▶ _WRITTEN INSTRUCTION_
Filter the records below and copy every line containing the word "Chrome".

Records from a data collection
◇ ◇ ◇ ◇ ◇ ◇ ◇

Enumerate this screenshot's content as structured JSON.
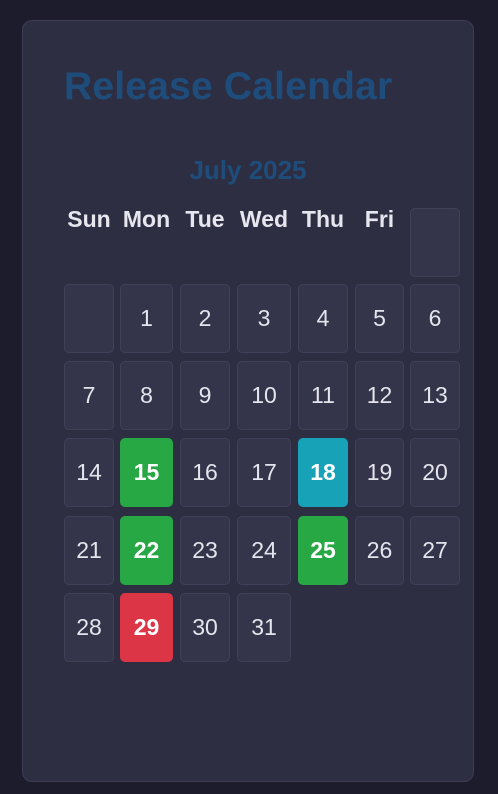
{
  "title": "Release Calendar",
  "month_label": "July 2025",
  "weekdays": [
    "Sun",
    "Mon",
    "Tue",
    "Wed",
    "Thu",
    "Fri"
  ],
  "days": [
    "1",
    "2",
    "3",
    "4",
    "5",
    "6",
    "7",
    "8",
    "9",
    "10",
    "11",
    "12",
    "13",
    "14",
    "15",
    "16",
    "17",
    "18",
    "19",
    "20",
    "21",
    "22",
    "23",
    "24",
    "25",
    "26",
    "27",
    "28",
    "29",
    "30",
    "31"
  ],
  "highlights": {
    "15": "#28a745",
    "18": "#17a2b8",
    "22": "#28a745",
    "25": "#28a745",
    "29": "#dc3545"
  }
}
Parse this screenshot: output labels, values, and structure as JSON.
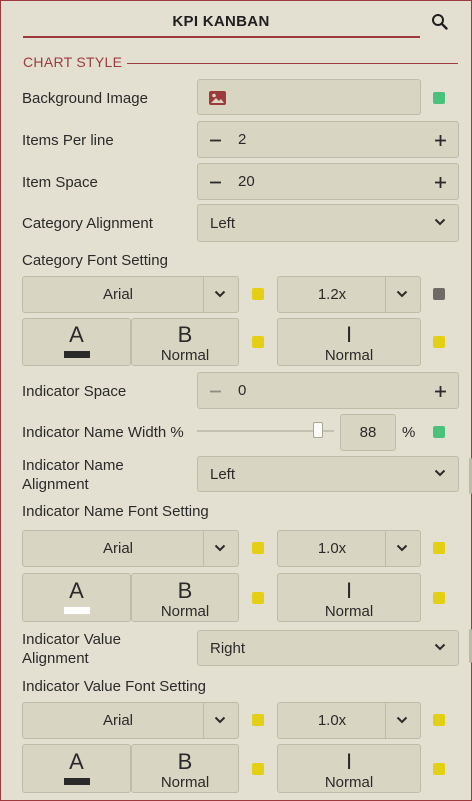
{
  "header": {
    "title": "KPI KANBAN"
  },
  "section": {
    "title": "CHART STYLE"
  },
  "rows": {
    "background_image": {
      "label": "Background Image"
    },
    "items_per_line": {
      "label": "Items Per line",
      "value": "2"
    },
    "item_space": {
      "label": "Item Space",
      "value": "20"
    },
    "category_alignment": {
      "label": "Category Alignment",
      "value": "Left"
    },
    "category_font": {
      "label": "Category Font Setting"
    },
    "indicator_space": {
      "label": "Indicator Space",
      "value": "0"
    },
    "indicator_name_width": {
      "label": "Indicator Name Width %",
      "value": "88",
      "unit": "%",
      "fraction": 0.88
    },
    "indicator_name_alignment": {
      "label_line1": "Indicator Name",
      "label_line2": "Alignment",
      "value": "Left"
    },
    "indicator_name_font": {
      "label": "Indicator Name Font Setting"
    },
    "indicator_value_alignment": {
      "label_line1": "Indicator Value",
      "label_line2": "Alignment",
      "value": "Right"
    },
    "indicator_value_font": {
      "label": "Indicator Value Font Setting"
    }
  },
  "font_groups": {
    "category": {
      "family": "Arial",
      "size": "1.2x",
      "color_glyph": "A",
      "color_bar": "#2a2a2a",
      "weight_glyph": "B",
      "weight": "Normal",
      "style_glyph": "I",
      "style": "Normal",
      "size_swatch": "#6e6a66"
    },
    "indicator_name": {
      "family": "Arial",
      "size": "1.0x",
      "color_glyph": "A",
      "color_bar": "#ffffff",
      "weight_glyph": "B",
      "weight": "Normal",
      "style_glyph": "I",
      "style": "Normal",
      "size_swatch": "#e3cf14"
    },
    "indicator_value": {
      "family": "Arial",
      "size": "1.0x",
      "color_glyph": "A",
      "color_bar": "#2a2a2a",
      "weight_glyph": "B",
      "weight": "Normal",
      "style_glyph": "I",
      "style": "Normal",
      "size_swatch": "#e3cf14"
    }
  },
  "colors": {
    "accent": "#9d3a3e",
    "toggle_on": "#4bc27a",
    "toggle_yellow": "#e3cf14",
    "toggle_gray": "#6e6a66",
    "panel_bg": "#e3e0d1",
    "field_bg": "#d9d5c3"
  },
  "icons": {
    "search": "search-icon",
    "image": "image-icon",
    "minus": "minus-icon",
    "plus": "plus-icon",
    "chevron": "chevron-down-icon"
  }
}
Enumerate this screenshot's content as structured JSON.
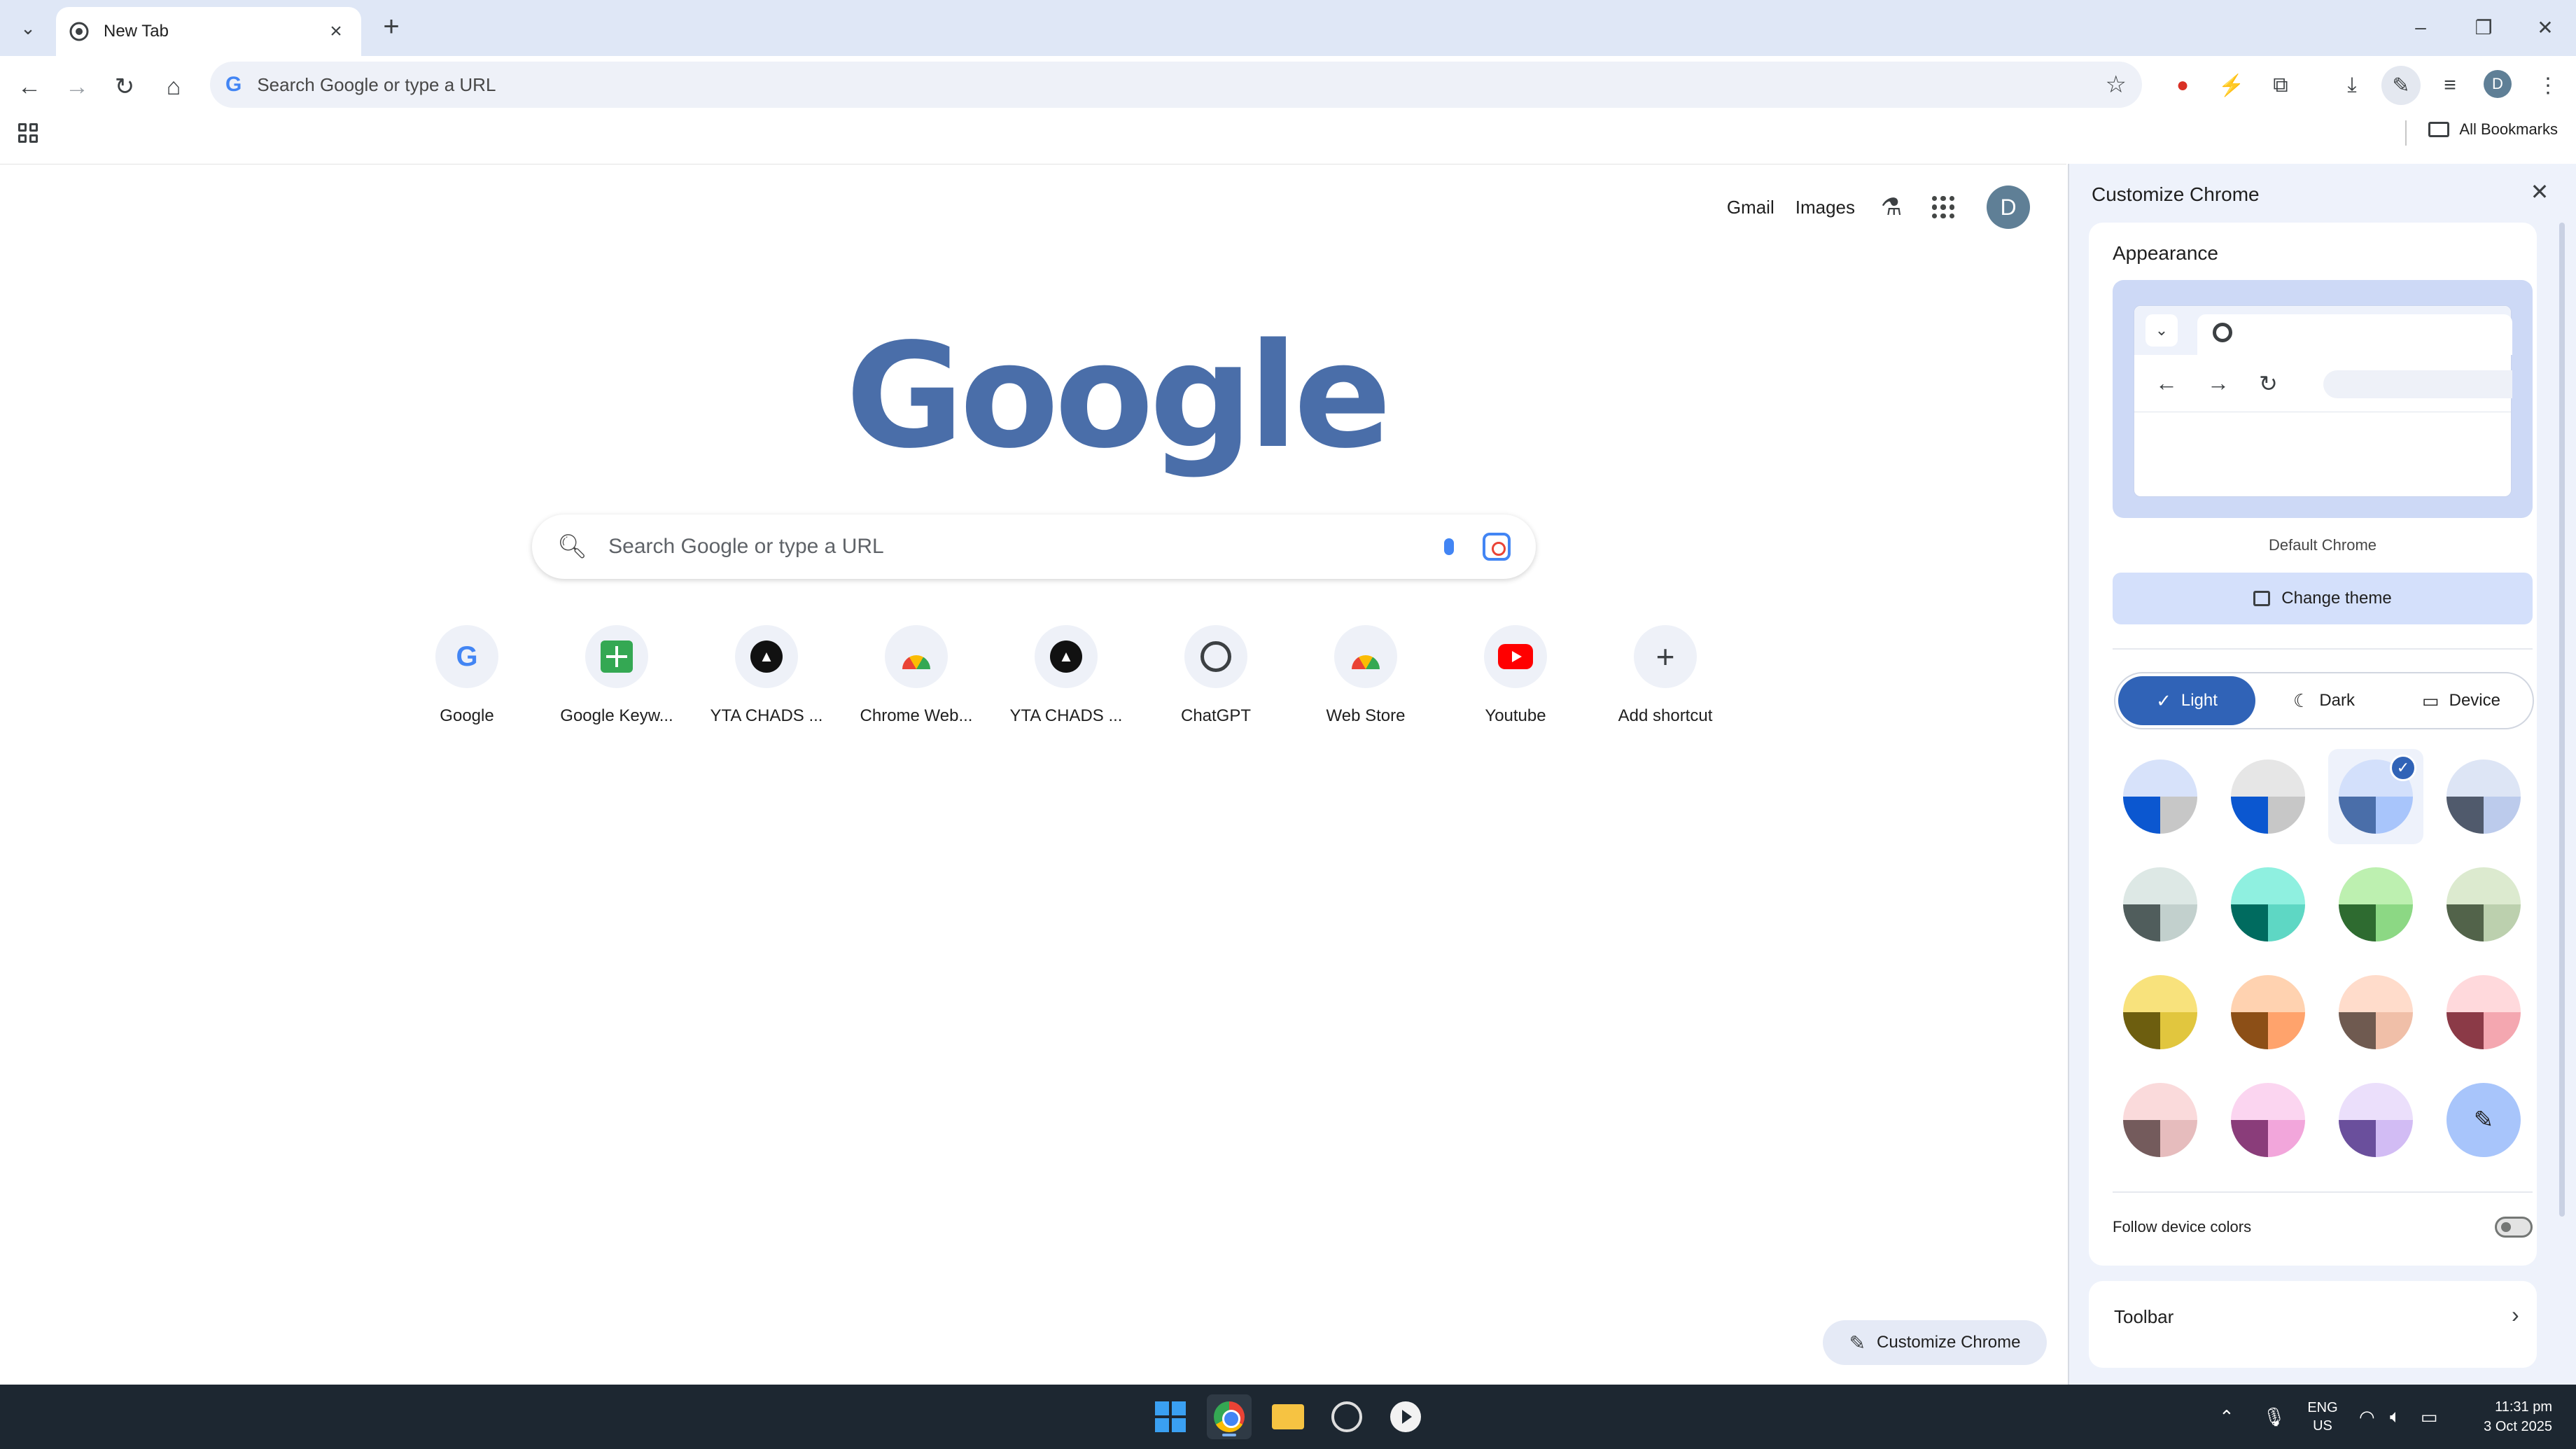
{
  "browser": {
    "tab_title": "New Tab",
    "omnibox_placeholder": "Search Google or type a URL",
    "bookmarks_label": "All Bookmarks"
  },
  "ntp": {
    "top_links": {
      "gmail": "Gmail",
      "images": "Images"
    },
    "avatar_letter": "D",
    "logo_text": "Google",
    "search_placeholder": "Search Google or type a URL",
    "shortcuts": [
      {
        "label": "Google",
        "icon": "google-icon"
      },
      {
        "label": "Google Keyw...",
        "icon": "sheets-icon"
      },
      {
        "label": "YTA CHADS ...",
        "icon": "yta-icon"
      },
      {
        "label": "Chrome Web...",
        "icon": "webstore-icon"
      },
      {
        "label": "YTA CHADS ...",
        "icon": "yta-icon"
      },
      {
        "label": "ChatGPT",
        "icon": "chatgpt-icon"
      },
      {
        "label": "Web Store",
        "icon": "webstore-icon"
      },
      {
        "label": "Youtube",
        "icon": "youtube-icon"
      },
      {
        "label": "Add shortcut",
        "icon": "plus-icon"
      }
    ],
    "customize_button": "Customize Chrome"
  },
  "side_panel": {
    "title": "Customize Chrome",
    "appearance_title": "Appearance",
    "theme_name": "Default Chrome",
    "change_theme": "Change theme",
    "modes": [
      {
        "label": "Light",
        "active": true
      },
      {
        "label": "Dark",
        "active": false
      },
      {
        "label": "Device",
        "active": false
      }
    ],
    "swatches": [
      {
        "top": "#d7e2fa",
        "left": "#0b57d0",
        "right": "#c7c7c7",
        "selected": false
      },
      {
        "top": "#e6e6e6",
        "left": "#0b57d0",
        "right": "#c7c7c7",
        "selected": false
      },
      {
        "top": "#d3e0fb",
        "left": "#4a6ea9",
        "right": "#a8c5fb",
        "selected": true
      },
      {
        "top": "#dde5f5",
        "left": "#505a6c",
        "right": "#bccbec",
        "selected": false
      },
      {
        "top": "#dde8e5",
        "left": "#505d5c",
        "right": "#c2d0cd",
        "selected": false
      },
      {
        "top": "#8ff0e0",
        "left": "#006b5f",
        "right": "#5ed7c4",
        "selected": false
      },
      {
        "top": "#bdf0b0",
        "left": "#2e6b30",
        "right": "#8cd884",
        "selected": false
      },
      {
        "top": "#dceacf",
        "left": "#52634a",
        "right": "#bcd0ae",
        "selected": false
      },
      {
        "top": "#f8e27c",
        "left": "#6d5e0f",
        "right": "#e1c63e",
        "selected": false
      },
      {
        "top": "#ffd2b0",
        "left": "#8c4f17",
        "right": "#ffa36c",
        "selected": false
      },
      {
        "top": "#ffdccb",
        "left": "#6f5a50",
        "right": "#f0bfa8",
        "selected": false
      },
      {
        "top": "#ffd9dc",
        "left": "#8b3a47",
        "right": "#f4a7b0",
        "selected": false
      },
      {
        "top": "#fadadb",
        "left": "#745b5c",
        "right": "#e6bcbd",
        "selected": false
      },
      {
        "top": "#fbd5f0",
        "left": "#8a3d7a",
        "right": "#f2a6db",
        "selected": false
      },
      {
        "top": "#ebdffb",
        "left": "#6a4f9c",
        "right": "#d2bcf4",
        "selected": false
      }
    ],
    "follow_device_colors": "Follow device colors",
    "toolbar_label": "Toolbar"
  },
  "taskbar": {
    "lang_top": "ENG",
    "lang_bottom": "US",
    "time": "11:31 pm",
    "date": "3 Oct 2025"
  }
}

◇ ◇ ◇ ◇ ◇ ◇ ◇

▶ _TASK ANSWER_
        "label": "Chrome Web...",
    "customize_button": "Customize Chrome"
    "title": "Customize Chrome",
    "theme_name": "Default Chrome",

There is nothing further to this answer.